** begin DATA FOR PROCESSING **

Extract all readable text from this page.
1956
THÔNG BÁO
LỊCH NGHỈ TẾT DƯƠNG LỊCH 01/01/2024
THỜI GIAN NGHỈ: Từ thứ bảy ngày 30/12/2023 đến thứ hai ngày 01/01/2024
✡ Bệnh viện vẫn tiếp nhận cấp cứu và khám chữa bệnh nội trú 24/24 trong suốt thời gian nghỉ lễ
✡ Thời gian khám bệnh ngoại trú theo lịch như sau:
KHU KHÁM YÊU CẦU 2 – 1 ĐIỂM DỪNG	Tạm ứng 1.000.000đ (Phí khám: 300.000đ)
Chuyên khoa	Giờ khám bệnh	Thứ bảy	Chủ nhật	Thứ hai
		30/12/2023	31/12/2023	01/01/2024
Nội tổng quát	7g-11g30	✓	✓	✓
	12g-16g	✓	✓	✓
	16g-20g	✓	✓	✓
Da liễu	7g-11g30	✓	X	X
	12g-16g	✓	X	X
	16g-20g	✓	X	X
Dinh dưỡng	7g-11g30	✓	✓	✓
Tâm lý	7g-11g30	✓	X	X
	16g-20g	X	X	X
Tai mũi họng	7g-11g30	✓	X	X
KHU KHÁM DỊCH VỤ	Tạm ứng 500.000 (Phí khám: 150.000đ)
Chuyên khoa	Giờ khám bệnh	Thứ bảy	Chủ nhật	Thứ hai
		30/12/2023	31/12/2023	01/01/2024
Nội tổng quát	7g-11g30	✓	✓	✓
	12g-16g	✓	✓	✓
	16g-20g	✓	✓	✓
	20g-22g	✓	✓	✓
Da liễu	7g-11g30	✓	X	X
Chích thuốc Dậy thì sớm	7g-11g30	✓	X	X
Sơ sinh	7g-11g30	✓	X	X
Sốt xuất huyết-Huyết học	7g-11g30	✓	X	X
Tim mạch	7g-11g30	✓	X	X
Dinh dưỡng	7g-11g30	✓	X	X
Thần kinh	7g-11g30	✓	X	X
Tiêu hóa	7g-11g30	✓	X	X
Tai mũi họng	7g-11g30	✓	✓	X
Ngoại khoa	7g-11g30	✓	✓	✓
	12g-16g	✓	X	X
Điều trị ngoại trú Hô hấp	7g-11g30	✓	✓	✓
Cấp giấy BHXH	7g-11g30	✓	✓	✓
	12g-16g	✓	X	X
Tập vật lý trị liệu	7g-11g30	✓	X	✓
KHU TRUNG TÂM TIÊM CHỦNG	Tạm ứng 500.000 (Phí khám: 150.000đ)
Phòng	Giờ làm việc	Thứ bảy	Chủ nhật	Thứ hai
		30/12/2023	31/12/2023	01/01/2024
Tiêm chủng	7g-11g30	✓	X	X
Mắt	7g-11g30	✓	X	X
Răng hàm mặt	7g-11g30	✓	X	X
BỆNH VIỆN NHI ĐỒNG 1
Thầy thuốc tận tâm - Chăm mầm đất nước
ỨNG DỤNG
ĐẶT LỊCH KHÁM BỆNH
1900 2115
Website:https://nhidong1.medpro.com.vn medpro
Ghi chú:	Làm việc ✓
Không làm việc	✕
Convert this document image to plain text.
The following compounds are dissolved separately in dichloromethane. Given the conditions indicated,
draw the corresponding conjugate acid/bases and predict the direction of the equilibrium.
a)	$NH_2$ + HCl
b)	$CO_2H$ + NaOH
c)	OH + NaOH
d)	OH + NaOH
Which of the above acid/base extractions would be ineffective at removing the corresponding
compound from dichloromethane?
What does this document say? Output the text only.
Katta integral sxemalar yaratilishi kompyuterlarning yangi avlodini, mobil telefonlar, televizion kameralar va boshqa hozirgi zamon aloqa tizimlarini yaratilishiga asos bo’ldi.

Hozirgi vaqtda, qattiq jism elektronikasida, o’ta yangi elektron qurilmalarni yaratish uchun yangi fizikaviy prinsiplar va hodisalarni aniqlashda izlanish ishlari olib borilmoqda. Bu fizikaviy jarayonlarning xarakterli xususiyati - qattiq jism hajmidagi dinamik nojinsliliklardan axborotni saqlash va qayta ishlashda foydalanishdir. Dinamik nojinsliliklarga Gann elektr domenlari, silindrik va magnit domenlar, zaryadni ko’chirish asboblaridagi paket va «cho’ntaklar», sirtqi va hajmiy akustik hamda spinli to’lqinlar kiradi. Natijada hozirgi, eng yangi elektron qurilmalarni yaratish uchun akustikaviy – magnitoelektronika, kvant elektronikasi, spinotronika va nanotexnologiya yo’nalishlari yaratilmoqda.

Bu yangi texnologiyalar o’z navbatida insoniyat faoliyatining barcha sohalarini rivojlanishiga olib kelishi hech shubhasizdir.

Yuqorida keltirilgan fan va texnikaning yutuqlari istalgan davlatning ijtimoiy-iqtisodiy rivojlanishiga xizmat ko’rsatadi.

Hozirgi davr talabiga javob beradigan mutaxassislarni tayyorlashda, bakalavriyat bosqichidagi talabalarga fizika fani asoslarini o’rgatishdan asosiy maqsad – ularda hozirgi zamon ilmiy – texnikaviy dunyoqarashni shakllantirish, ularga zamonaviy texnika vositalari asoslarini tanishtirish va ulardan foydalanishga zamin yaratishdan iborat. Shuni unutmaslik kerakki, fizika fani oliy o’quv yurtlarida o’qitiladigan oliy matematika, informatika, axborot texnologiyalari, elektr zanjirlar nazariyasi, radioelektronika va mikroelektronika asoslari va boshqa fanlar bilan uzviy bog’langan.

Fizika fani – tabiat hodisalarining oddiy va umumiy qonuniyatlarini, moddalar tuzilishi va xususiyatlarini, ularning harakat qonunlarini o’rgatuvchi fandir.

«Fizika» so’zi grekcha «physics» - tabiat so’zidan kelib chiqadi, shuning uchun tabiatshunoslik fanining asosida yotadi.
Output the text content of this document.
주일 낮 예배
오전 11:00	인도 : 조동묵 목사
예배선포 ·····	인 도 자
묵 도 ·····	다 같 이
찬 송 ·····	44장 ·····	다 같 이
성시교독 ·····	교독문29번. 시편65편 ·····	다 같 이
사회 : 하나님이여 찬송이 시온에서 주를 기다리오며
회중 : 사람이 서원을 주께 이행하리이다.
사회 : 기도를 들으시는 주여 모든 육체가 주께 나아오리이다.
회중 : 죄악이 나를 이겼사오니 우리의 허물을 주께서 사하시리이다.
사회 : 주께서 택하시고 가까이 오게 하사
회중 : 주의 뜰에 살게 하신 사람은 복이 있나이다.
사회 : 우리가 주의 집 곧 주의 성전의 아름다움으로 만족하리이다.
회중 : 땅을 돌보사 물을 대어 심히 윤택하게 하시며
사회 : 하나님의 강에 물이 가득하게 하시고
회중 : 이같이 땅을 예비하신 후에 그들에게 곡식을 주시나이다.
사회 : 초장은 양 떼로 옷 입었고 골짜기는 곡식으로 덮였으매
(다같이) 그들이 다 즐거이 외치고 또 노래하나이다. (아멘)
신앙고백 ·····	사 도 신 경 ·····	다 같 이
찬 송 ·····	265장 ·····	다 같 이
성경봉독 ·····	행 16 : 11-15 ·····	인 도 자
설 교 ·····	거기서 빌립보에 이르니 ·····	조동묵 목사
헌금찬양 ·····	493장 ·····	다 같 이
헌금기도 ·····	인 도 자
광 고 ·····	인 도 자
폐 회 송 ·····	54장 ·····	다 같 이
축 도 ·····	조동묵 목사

** end DATA FOR PROCESSING **

WHAT NEEDS TO BE DONE: Out of the material above, select every line that holds the string "việc".

EXERCISE OUTPUT:
Phòng	Giờ làm việc	Thứ bảy	Chủ nhật	Thứ hai
Ghi chú:	Làm việc ✓
Không làm việc	✕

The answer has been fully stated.